Aim of the exercise =
Lines containing the word "Association" are the ones to copy from the records below.
___ Record set
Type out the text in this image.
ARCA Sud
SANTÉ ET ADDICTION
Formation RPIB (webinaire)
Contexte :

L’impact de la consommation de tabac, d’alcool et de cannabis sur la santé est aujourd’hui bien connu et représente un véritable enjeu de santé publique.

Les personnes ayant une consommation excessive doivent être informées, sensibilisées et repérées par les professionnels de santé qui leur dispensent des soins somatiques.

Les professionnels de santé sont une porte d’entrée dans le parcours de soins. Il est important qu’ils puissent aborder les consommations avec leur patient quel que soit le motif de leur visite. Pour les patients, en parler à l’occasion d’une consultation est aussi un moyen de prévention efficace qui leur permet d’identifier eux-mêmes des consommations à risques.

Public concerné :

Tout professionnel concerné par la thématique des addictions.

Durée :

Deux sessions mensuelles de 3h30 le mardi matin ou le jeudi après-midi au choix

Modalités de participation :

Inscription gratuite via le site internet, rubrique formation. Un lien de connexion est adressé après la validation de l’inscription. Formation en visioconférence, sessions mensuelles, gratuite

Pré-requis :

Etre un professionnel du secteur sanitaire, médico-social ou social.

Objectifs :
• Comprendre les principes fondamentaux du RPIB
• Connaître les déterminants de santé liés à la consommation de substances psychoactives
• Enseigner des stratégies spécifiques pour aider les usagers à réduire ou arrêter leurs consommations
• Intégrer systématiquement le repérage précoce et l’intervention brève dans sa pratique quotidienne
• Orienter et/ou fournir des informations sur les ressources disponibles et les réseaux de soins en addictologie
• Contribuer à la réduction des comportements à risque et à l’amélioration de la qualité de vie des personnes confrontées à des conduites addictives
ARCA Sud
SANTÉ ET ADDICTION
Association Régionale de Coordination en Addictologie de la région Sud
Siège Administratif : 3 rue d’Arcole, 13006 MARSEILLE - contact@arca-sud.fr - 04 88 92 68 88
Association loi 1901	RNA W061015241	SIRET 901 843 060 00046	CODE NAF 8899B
______
Solution for this task =
Association Régionale de Coordination en Addictologie de la région Sud
Association loi 1901	RNA W061015241	SIRET 901 843 060 00046	CODE NAF 8899B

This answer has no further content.